── Supplied data

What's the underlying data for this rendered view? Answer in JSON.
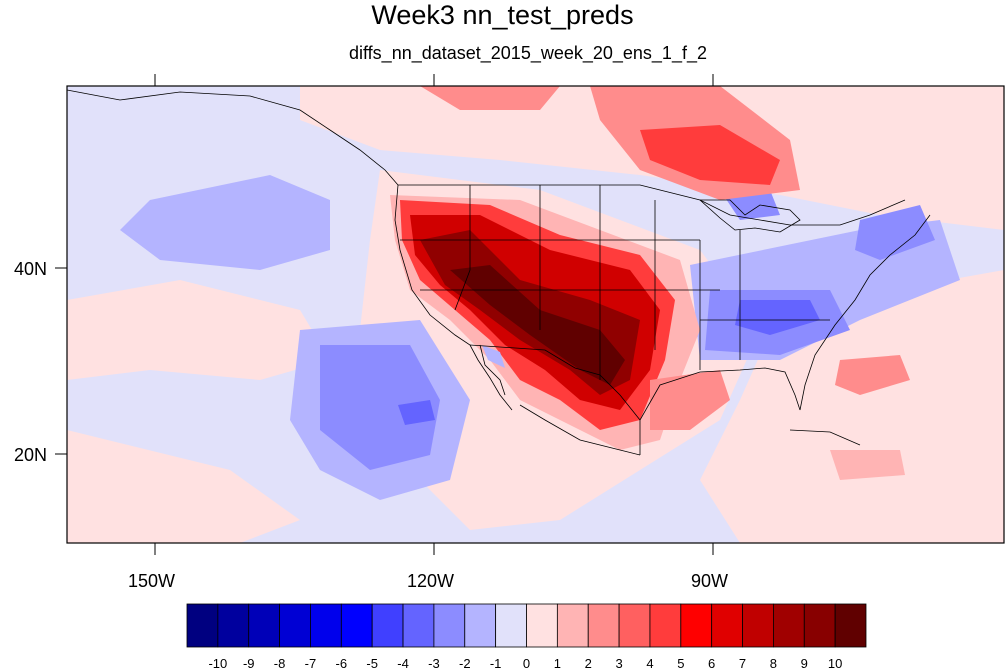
{
  "title": "Week3 nn_test_preds",
  "subtitle": "diffs_nn_dataset_2015_week_20_ens_1_f_2",
  "axes": {
    "lon_labels": [
      "150W",
      "120W",
      "90W"
    ],
    "lat_labels": [
      "40N",
      "20N"
    ]
  },
  "colorbar": {
    "labels": [
      "-10",
      "-9",
      "-8",
      "-7",
      "-6",
      "-5",
      "-4",
      "-3",
      "-2",
      "-1",
      "0",
      "1",
      "2",
      "3",
      "4",
      "5",
      "6",
      "7",
      "8",
      "9",
      "10"
    ],
    "colors": [
      "#000080",
      "#00009e",
      "#0000b8",
      "#0000d4",
      "#0000ec",
      "#0000ff",
      "#4040ff",
      "#6464ff",
      "#8c8cff",
      "#b4b4ff",
      "#e1e1fa",
      "#ffe1e1",
      "#ffb4b4",
      "#ff8c8c",
      "#ff6060",
      "#ff3c3c",
      "#ff0000",
      "#e00000",
      "#c00000",
      "#a00000",
      "#880000",
      "#600000"
    ]
  },
  "map_colors": {
    "ocean_base": "#e1e1fa",
    "light_blue": "#b4b4ff",
    "mid_blue": "#8c8cff",
    "blue": "#6464ff",
    "light_red": "#ffe1e1",
    "pink": "#ffb4b4",
    "salmon": "#ff8c8c",
    "red": "#ff3c3c",
    "deep_red": "#d00000",
    "dark_red": "#900000",
    "maroon": "#600000"
  }
}
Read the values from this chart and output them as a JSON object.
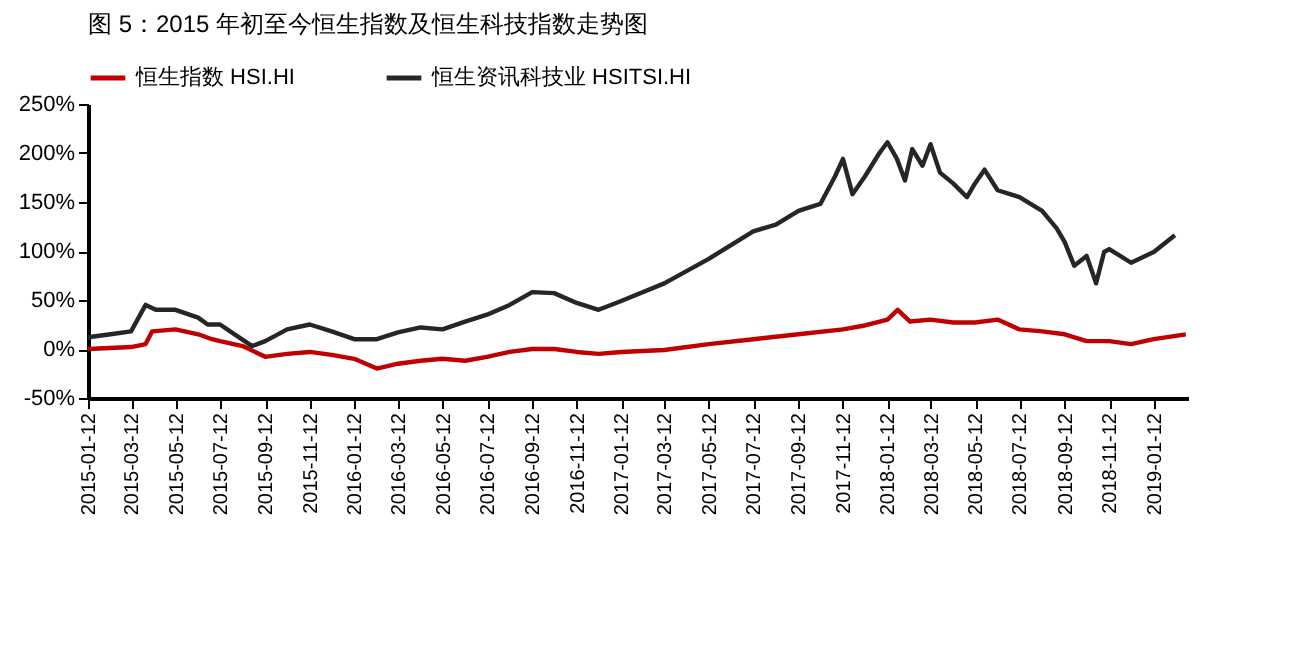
{
  "chart_data": {
    "type": "line",
    "title": "图 5：2015 年初至今恒生指数及恒生科技指数走势图",
    "series": [
      {
        "name": "恒生指数 HSI.HI",
        "color": "#c00000",
        "x": [
          "2015-01-12",
          "2015-03-12",
          "2015-04-01",
          "2015-04-10",
          "2015-05-12",
          "2015-06-12",
          "2015-07-01",
          "2015-07-12",
          "2015-08-12",
          "2015-09-12",
          "2015-10-12",
          "2015-11-12",
          "2015-12-12",
          "2016-01-12",
          "2016-02-12",
          "2016-03-12",
          "2016-04-12",
          "2016-05-12",
          "2016-06-12",
          "2016-07-12",
          "2016-08-12",
          "2016-09-12",
          "2016-10-12",
          "2016-11-12",
          "2016-12-12",
          "2017-01-12",
          "2017-03-12",
          "2017-05-12",
          "2017-07-12",
          "2017-09-12",
          "2017-11-12",
          "2017-12-12",
          "2018-01-12",
          "2018-01-26",
          "2018-02-12",
          "2018-03-12",
          "2018-04-12",
          "2018-05-12",
          "2018-06-12",
          "2018-07-12",
          "2018-08-12",
          "2018-09-12",
          "2018-10-12",
          "2018-11-12",
          "2018-12-12",
          "2019-01-12",
          "2019-02-25"
        ],
        "values": [
          0,
          2,
          5,
          18,
          20,
          15,
          10,
          8,
          3,
          -8,
          -5,
          -3,
          -6,
          -10,
          -20,
          -15,
          -12,
          -10,
          -12,
          -8,
          -3,
          0,
          0,
          -3,
          -5,
          -3,
          -1,
          5,
          10,
          15,
          20,
          24,
          30,
          40,
          28,
          30,
          27,
          27,
          30,
          20,
          18,
          15,
          8,
          8,
          5,
          10,
          15
        ]
      },
      {
        "name": "恒生资讯科技业 HSITSI.HI",
        "color": "#262626",
        "x": [
          "2015-01-12",
          "2015-02-12",
          "2015-03-12",
          "2015-04-01",
          "2015-04-15",
          "2015-05-12",
          "2015-06-12",
          "2015-06-25",
          "2015-07-12",
          "2015-08-01",
          "2015-08-25",
          "2015-09-12",
          "2015-10-12",
          "2015-11-12",
          "2015-12-12",
          "2016-01-12",
          "2016-02-12",
          "2016-03-12",
          "2016-04-12",
          "2016-05-12",
          "2016-06-12",
          "2016-07-12",
          "2016-08-12",
          "2016-09-12",
          "2016-10-12",
          "2016-11-12",
          "2016-12-12",
          "2017-01-12",
          "2017-03-12",
          "2017-05-12",
          "2017-07-12",
          "2017-08-12",
          "2017-09-12",
          "2017-10-12",
          "2017-11-01",
          "2017-11-12",
          "2017-11-25",
          "2017-12-12",
          "2018-01-01",
          "2018-01-12",
          "2018-01-25",
          "2018-02-05",
          "2018-02-15",
          "2018-03-01",
          "2018-03-12",
          "2018-03-25",
          "2018-04-12",
          "2018-05-01",
          "2018-05-12",
          "2018-05-25",
          "2018-06-12",
          "2018-07-12",
          "2018-08-12",
          "2018-09-01",
          "2018-09-12",
          "2018-09-25",
          "2018-10-12",
          "2018-10-25",
          "2018-11-05",
          "2018-11-12",
          "2018-12-12",
          "2019-01-12",
          "2019-02-10"
        ],
        "values": [
          12,
          15,
          18,
          45,
          40,
          40,
          32,
          25,
          25,
          15,
          3,
          8,
          20,
          25,
          18,
          10,
          10,
          17,
          22,
          20,
          28,
          35,
          45,
          58,
          57,
          47,
          40,
          49,
          67,
          92,
          120,
          127,
          141,
          148,
          176,
          194,
          158,
          176,
          200,
          211,
          194,
          172,
          204,
          187,
          209,
          180,
          169,
          155,
          169,
          183,
          162,
          155,
          141,
          123,
          109,
          85,
          95,
          67,
          99,
          102,
          88,
          99,
          116
        ]
      }
    ],
    "xlim": [
      "2015-01-12",
      "2019-02-28"
    ],
    "xticks": [
      "2015-01-12",
      "2015-03-12",
      "2015-05-12",
      "2015-07-12",
      "2015-09-12",
      "2015-11-12",
      "2016-01-12",
      "2016-03-12",
      "2016-05-12",
      "2016-07-12",
      "2016-09-12",
      "2016-11-12",
      "2017-01-12",
      "2017-03-12",
      "2017-05-12",
      "2017-07-12",
      "2017-09-12",
      "2017-11-12",
      "2018-01-12",
      "2018-03-12",
      "2018-05-12",
      "2018-07-12",
      "2018-09-12",
      "2018-11-12",
      "2019-01-12"
    ],
    "ylim": [
      -50,
      250
    ],
    "yticks": [
      {
        "value": -50,
        "label": "-50%"
      },
      {
        "value": 0,
        "label": "0%"
      },
      {
        "value": 50,
        "label": "50%"
      },
      {
        "value": 100,
        "label": "100%"
      },
      {
        "value": 150,
        "label": "150%"
      },
      {
        "value": 200,
        "label": "200%"
      },
      {
        "value": 250,
        "label": "250%"
      }
    ],
    "grid": false,
    "legend": "top",
    "marker": "none",
    "line_style": "solid"
  }
}
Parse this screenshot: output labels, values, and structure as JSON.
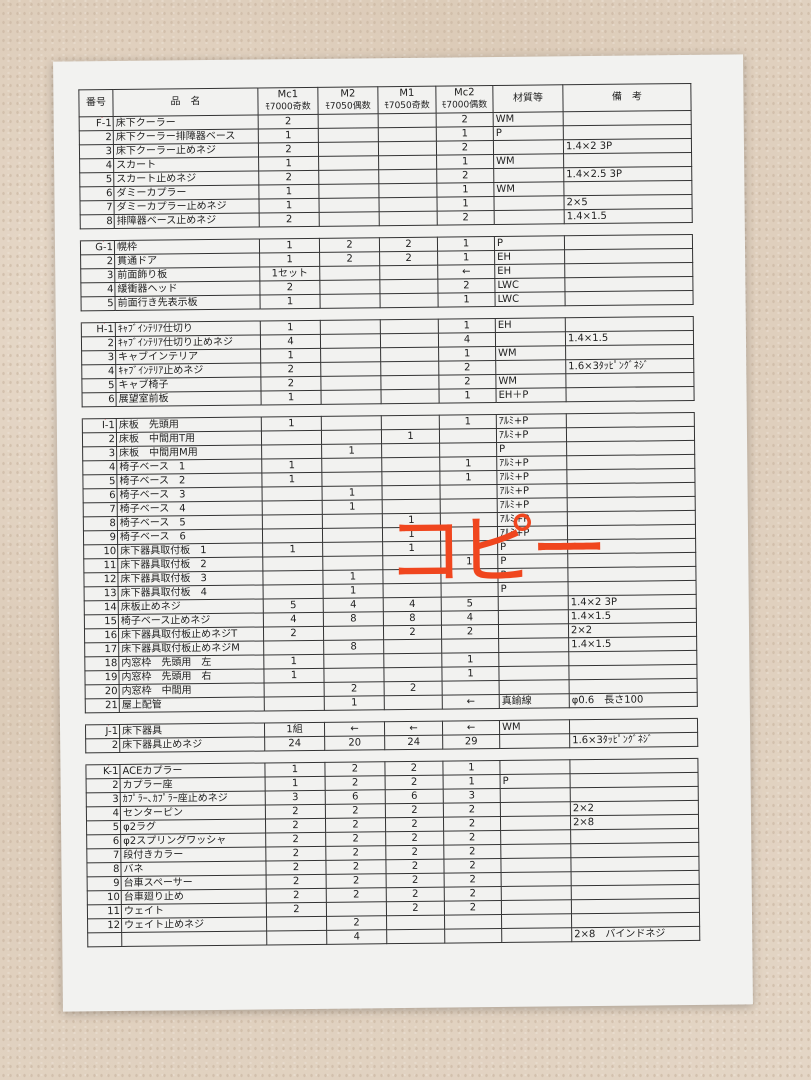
{
  "header": {
    "no": "番号",
    "name": "品　名",
    "cols": [
      {
        "a": "Mc1",
        "b": "ﾓ7000奇数"
      },
      {
        "a": "M2",
        "b": "ﾓ7050偶数"
      },
      {
        "a": "M1",
        "b": "ﾓ7050奇数"
      },
      {
        "a": "Mc2",
        "b": "ﾓ7000偶数"
      }
    ],
    "material": "材質等",
    "remarks": "備　考"
  },
  "sections": [
    {
      "rows": [
        [
          "F-1",
          "床下クーラー",
          "2",
          "",
          "",
          "2",
          "WM",
          ""
        ],
        [
          "2",
          "床下クーラー排障器ベース",
          "1",
          "",
          "",
          "1",
          "P",
          ""
        ],
        [
          "3",
          "床下クーラー止めネジ",
          "2",
          "",
          "",
          "2",
          "",
          "1.4×2 3P"
        ],
        [
          "4",
          "スカート",
          "1",
          "",
          "",
          "1",
          "WM",
          ""
        ],
        [
          "5",
          "スカート止めネジ",
          "2",
          "",
          "",
          "2",
          "",
          "1.4×2.5 3P"
        ],
        [
          "6",
          "ダミーカプラー",
          "1",
          "",
          "",
          "1",
          "WM",
          ""
        ],
        [
          "7",
          "ダミーカプラー止めネジ",
          "1",
          "",
          "",
          "1",
          "",
          "2×5"
        ],
        [
          "8",
          "排障器ベース止めネジ",
          "2",
          "",
          "",
          "2",
          "",
          "1.4×1.5"
        ]
      ]
    },
    {
      "rows": [
        [
          "G-1",
          "幌枠",
          "1",
          "2",
          "2",
          "1",
          "P",
          ""
        ],
        [
          "2",
          "貫通ドア",
          "1",
          "2",
          "2",
          "1",
          "EH",
          ""
        ],
        [
          "3",
          "前面飾り板",
          "1セット",
          "",
          "",
          "←",
          "EH",
          ""
        ],
        [
          "4",
          "緩衝器ヘッド",
          "2",
          "",
          "",
          "2",
          "LWC",
          ""
        ],
        [
          "5",
          "前面行き先表示板",
          "1",
          "",
          "",
          "1",
          "LWC",
          ""
        ]
      ]
    },
    {
      "rows": [
        [
          "H-1",
          "ｷｬﾌﾞｲﾝﾃﾘｱ仕切り",
          "1",
          "",
          "",
          "1",
          "EH",
          ""
        ],
        [
          "2",
          "ｷｬﾌﾞｲﾝﾃﾘｱ仕切り止めネジ",
          "4",
          "",
          "",
          "4",
          "",
          "1.4×1.5"
        ],
        [
          "3",
          "キャブインテリア",
          "1",
          "",
          "",
          "1",
          "WM",
          ""
        ],
        [
          "4",
          "ｷｬﾌﾞｲﾝﾃﾘｱ止めネジ",
          "2",
          "",
          "",
          "2",
          "",
          "1.6×3ﾀｯﾋﾟﾝｸﾞﾈｼﾞ"
        ],
        [
          "5",
          "キャブ椅子",
          "2",
          "",
          "",
          "2",
          "WM",
          ""
        ],
        [
          "6",
          "展望室前板",
          "1",
          "",
          "",
          "1",
          "EH＋P",
          ""
        ]
      ]
    },
    {
      "rows": [
        [
          "I-1",
          "床板　先頭用",
          "1",
          "",
          "",
          "1",
          "ｱﾙﾐ+P",
          ""
        ],
        [
          "2",
          "床板　中間用T用",
          "",
          "",
          "1",
          "",
          "ｱﾙﾐ+P",
          ""
        ],
        [
          "3",
          "床板　中間用M用",
          "",
          "1",
          "",
          "",
          "P",
          ""
        ],
        [
          "4",
          "椅子ベース　1",
          "1",
          "",
          "",
          "1",
          "ｱﾙﾐ+P",
          ""
        ],
        [
          "5",
          "椅子ベース　2",
          "1",
          "",
          "",
          "1",
          "ｱﾙﾐ+P",
          ""
        ],
        [
          "6",
          "椅子ベース　3",
          "",
          "1",
          "",
          "",
          "ｱﾙﾐ+P",
          ""
        ],
        [
          "7",
          "椅子ベース　4",
          "",
          "1",
          "",
          "",
          "ｱﾙﾐ+P",
          ""
        ],
        [
          "8",
          "椅子ベース　5",
          "",
          "",
          "1",
          "",
          "ｱﾙﾐ+P",
          ""
        ],
        [
          "9",
          "椅子ベース　6",
          "",
          "",
          "1",
          "",
          "ｱﾙﾐ+P",
          ""
        ],
        [
          "10",
          "床下器具取付板　1",
          "1",
          "",
          "1",
          "",
          "P",
          ""
        ],
        [
          "11",
          "床下器具取付板　2",
          "",
          "",
          "",
          "1",
          "P",
          ""
        ],
        [
          "12",
          "床下器具取付板　3",
          "",
          "1",
          "",
          "",
          "P",
          ""
        ],
        [
          "13",
          "床下器具取付板　4",
          "",
          "1",
          "",
          "",
          "P",
          ""
        ],
        [
          "14",
          "床板止めネジ",
          "5",
          "4",
          "4",
          "5",
          "",
          "1.4×2 3P"
        ],
        [
          "15",
          "椅子ベース止めネジ",
          "4",
          "8",
          "8",
          "4",
          "",
          "1.4×1.5"
        ],
        [
          "16",
          "床下器具取付板止めネジT",
          "2",
          "",
          "2",
          "2",
          "",
          "2×2"
        ],
        [
          "17",
          "床下器具取付板止めネジM",
          "",
          "8",
          "",
          "",
          "",
          "1.4×1.5"
        ],
        [
          "18",
          "内窓枠　先頭用　左",
          "1",
          "",
          "",
          "1",
          "",
          ""
        ],
        [
          "19",
          "内窓枠　先頭用　右",
          "1",
          "",
          "",
          "1",
          "",
          ""
        ],
        [
          "20",
          "内窓枠　中間用",
          "",
          "2",
          "2",
          "",
          "",
          ""
        ],
        [
          "21",
          "屋上配管",
          "",
          "1",
          "",
          "←",
          "真鍮線",
          "φ0.6　長さ100"
        ]
      ]
    },
    {
      "rows": [
        [
          "J-1",
          "床下器具",
          "1組",
          "←",
          "←",
          "←",
          "WM",
          ""
        ],
        [
          "2",
          "床下器具止めネジ",
          "24",
          "20",
          "24",
          "29",
          "",
          "1.6×3ﾀｯﾋﾟﾝｸﾞﾈｼﾞ"
        ]
      ]
    },
    {
      "rows": [
        [
          "K-1",
          "ACEカプラー",
          "1",
          "2",
          "2",
          "1",
          "",
          ""
        ],
        [
          "2",
          "カプラー座",
          "1",
          "2",
          "2",
          "1",
          "P",
          ""
        ],
        [
          "3",
          "ｶﾌﾟﾗｰ､ｶﾌﾟﾗｰ座止めネジ",
          "3",
          "6",
          "6",
          "3",
          "",
          ""
        ],
        [
          "4",
          "センターピン",
          "2",
          "2",
          "2",
          "2",
          "",
          "2×2"
        ],
        [
          "5",
          "φ2ラグ",
          "2",
          "2",
          "2",
          "2",
          "",
          "2×8"
        ],
        [
          "6",
          "φ2スプリングワッシャ",
          "2",
          "2",
          "2",
          "2",
          "",
          ""
        ],
        [
          "7",
          "段付きカラー",
          "2",
          "2",
          "2",
          "2",
          "",
          ""
        ],
        [
          "8",
          "バネ",
          "2",
          "2",
          "2",
          "2",
          "",
          ""
        ],
        [
          "9",
          "台車スペーサー",
          "2",
          "2",
          "2",
          "2",
          "",
          ""
        ],
        [
          "10",
          "台車廻り止め",
          "2",
          "2",
          "2",
          "2",
          "",
          ""
        ],
        [
          "11",
          "ウェイト",
          "2",
          "",
          "2",
          "2",
          "",
          ""
        ],
        [
          "12",
          "ウェイト止めネジ",
          "",
          "2",
          "",
          "",
          "",
          ""
        ],
        [
          "",
          "",
          "",
          "4",
          "",
          "",
          "",
          "2×8　バインドネジ"
        ]
      ]
    }
  ],
  "overlay": {
    "text": "コピー",
    "color": "#f0461e"
  },
  "circle_color": "#c0141c"
}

────

#### Direction
Give only the count of lines in this material that contain the string "output".

#### Solution to this task
2